◆ **WHAT YOU WILL DO**: Gather the lines from the material that contain "environnement".

[Start INPUT FOR THIS TASK]

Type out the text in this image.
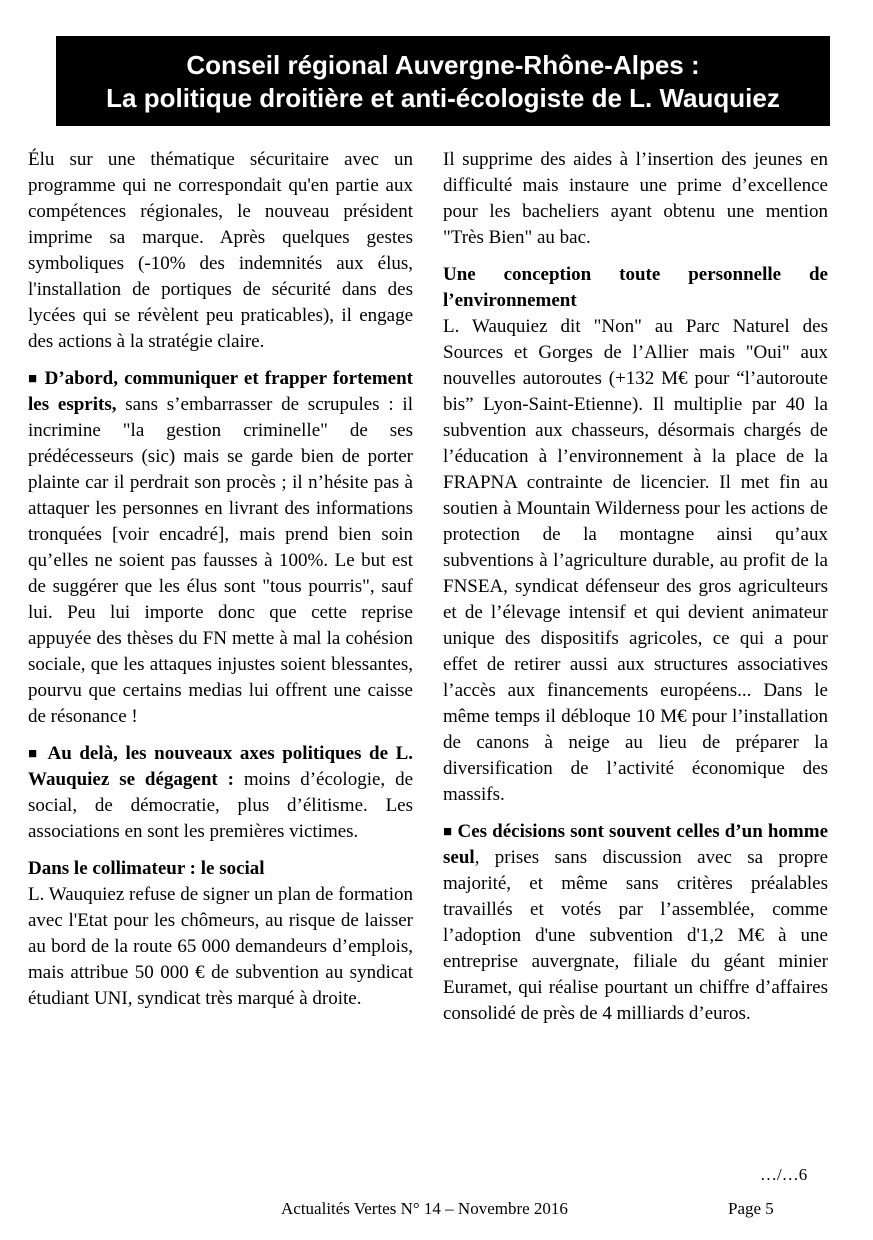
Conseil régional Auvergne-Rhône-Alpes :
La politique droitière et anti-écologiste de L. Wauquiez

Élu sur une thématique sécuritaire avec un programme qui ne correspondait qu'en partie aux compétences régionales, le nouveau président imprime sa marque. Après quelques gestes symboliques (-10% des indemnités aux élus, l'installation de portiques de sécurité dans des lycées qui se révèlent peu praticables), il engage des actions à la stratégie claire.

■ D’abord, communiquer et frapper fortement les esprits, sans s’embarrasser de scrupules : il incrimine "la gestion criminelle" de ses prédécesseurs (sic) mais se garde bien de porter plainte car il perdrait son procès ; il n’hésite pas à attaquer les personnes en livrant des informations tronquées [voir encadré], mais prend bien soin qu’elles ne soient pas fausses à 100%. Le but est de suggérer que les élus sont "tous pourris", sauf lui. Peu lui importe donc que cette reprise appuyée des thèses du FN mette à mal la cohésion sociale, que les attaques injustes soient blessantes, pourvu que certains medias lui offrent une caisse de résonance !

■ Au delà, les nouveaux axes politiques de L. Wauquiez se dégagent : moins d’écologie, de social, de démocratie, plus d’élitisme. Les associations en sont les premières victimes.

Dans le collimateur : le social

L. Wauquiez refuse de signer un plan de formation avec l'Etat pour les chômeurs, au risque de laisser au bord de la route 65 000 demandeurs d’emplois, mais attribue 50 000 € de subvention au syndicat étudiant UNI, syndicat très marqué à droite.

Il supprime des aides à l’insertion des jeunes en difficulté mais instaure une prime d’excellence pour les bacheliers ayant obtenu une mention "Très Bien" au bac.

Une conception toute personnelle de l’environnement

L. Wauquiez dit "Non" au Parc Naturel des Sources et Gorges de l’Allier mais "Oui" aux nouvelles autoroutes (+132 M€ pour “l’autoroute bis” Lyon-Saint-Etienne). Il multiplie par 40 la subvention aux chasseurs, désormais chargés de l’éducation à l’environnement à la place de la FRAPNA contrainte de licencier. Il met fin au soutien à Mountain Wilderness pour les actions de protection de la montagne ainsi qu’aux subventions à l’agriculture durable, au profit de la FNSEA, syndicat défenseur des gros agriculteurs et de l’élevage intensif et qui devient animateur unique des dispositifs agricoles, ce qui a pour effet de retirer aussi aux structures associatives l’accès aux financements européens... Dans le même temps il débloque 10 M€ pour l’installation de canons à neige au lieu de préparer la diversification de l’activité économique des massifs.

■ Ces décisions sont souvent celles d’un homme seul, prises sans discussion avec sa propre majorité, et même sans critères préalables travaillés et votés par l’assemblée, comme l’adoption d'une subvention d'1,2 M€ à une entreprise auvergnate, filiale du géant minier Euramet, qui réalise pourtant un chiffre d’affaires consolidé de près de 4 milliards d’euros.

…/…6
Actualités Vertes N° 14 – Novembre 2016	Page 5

[End INPUT FOR THIS TASK]
[Start INPUT FOR THIS TASK]

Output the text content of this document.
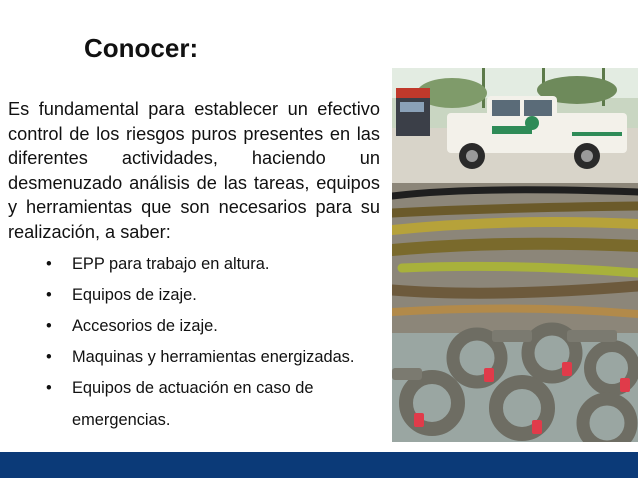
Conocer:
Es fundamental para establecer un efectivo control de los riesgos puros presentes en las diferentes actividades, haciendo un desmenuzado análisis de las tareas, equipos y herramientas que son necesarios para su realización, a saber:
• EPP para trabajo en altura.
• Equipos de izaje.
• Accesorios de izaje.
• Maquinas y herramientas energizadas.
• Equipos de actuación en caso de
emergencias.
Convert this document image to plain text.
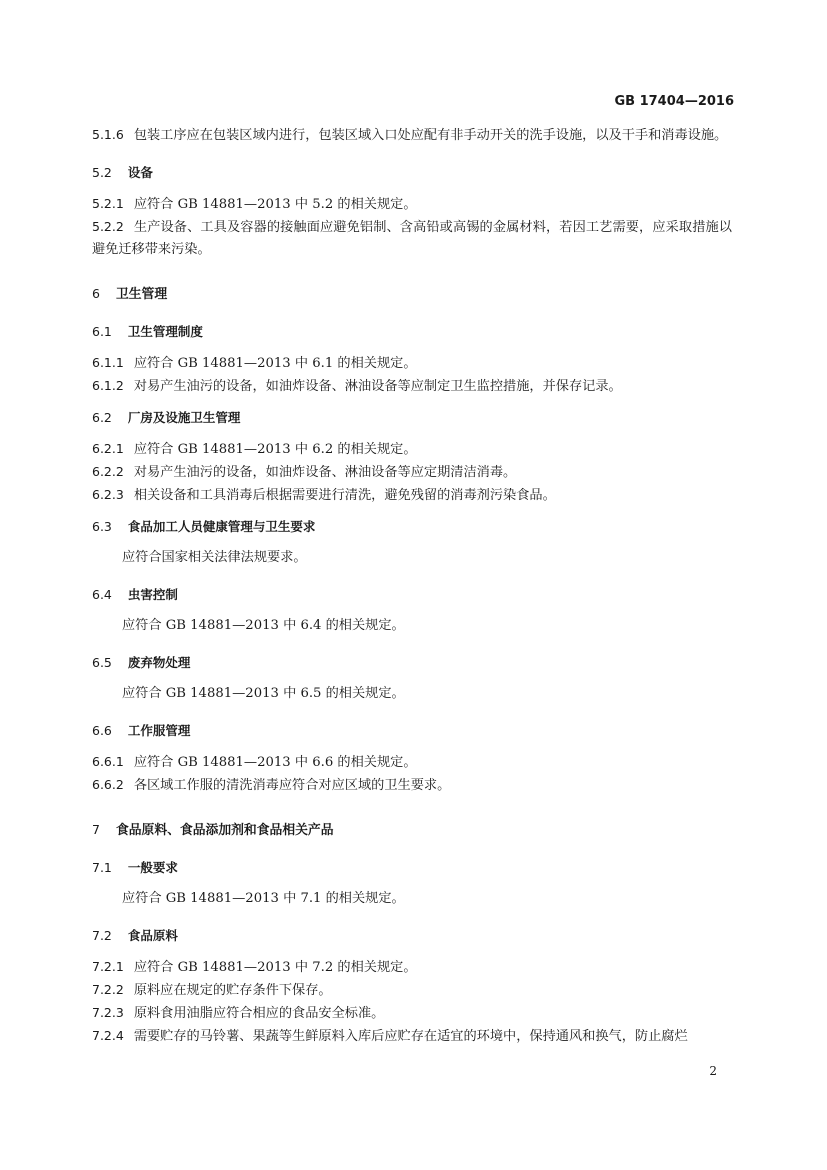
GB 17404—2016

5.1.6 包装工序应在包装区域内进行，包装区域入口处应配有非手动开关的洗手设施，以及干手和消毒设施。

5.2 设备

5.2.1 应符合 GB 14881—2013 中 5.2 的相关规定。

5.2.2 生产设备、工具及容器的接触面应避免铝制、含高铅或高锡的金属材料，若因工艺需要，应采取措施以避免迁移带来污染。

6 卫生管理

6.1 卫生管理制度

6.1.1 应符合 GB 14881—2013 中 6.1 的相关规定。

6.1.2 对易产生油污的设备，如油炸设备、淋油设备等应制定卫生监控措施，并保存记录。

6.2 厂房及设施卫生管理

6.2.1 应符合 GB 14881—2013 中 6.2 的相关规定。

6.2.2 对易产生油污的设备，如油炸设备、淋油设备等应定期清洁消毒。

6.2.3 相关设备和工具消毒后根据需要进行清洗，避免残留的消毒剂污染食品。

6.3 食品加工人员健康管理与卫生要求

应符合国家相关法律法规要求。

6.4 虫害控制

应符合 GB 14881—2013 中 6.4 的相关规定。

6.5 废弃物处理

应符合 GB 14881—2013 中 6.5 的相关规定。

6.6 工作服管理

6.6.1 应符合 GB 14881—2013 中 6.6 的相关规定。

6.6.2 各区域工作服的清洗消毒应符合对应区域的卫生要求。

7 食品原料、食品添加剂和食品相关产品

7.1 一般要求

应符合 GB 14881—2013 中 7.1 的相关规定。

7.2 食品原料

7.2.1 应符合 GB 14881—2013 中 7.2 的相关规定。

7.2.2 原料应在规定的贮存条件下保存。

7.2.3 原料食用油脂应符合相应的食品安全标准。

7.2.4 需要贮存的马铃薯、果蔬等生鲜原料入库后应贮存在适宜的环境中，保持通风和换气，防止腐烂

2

[End INPUT FOR THIS TASK]

◆ **RESULT FOR THIS TASK**:
Une conception toute personnelle de l’environnement
L. Wauquiez dit "Non" au Parc Naturel des Sources et Gorges de l’Allier mais "Oui" aux nouvelles autoroutes (+132 M€ pour “l’autoroute bis” Lyon-Saint-Etienne). Il multiplie par 40 la subvention aux chasseurs, désormais chargés de l’éducation à l’environnement à la place de la FRAPNA contrainte de licencier. Il met fin au soutien à Mountain Wilderness pour les actions de protection de la montagne ainsi qu’aux subventions à l’agriculture durable, au profit de la FNSEA, syndicat défenseur des gros agriculteurs et de l’élevage intensif et qui devient animateur unique des dispositifs agricoles, ce qui a pour effet de retirer aussi aux structures associatives l’accès aux financements européens... Dans le même temps il débloque 10 M€ pour l’installation de canons à neige au lieu de préparer la diversification de l’activité économique des massifs.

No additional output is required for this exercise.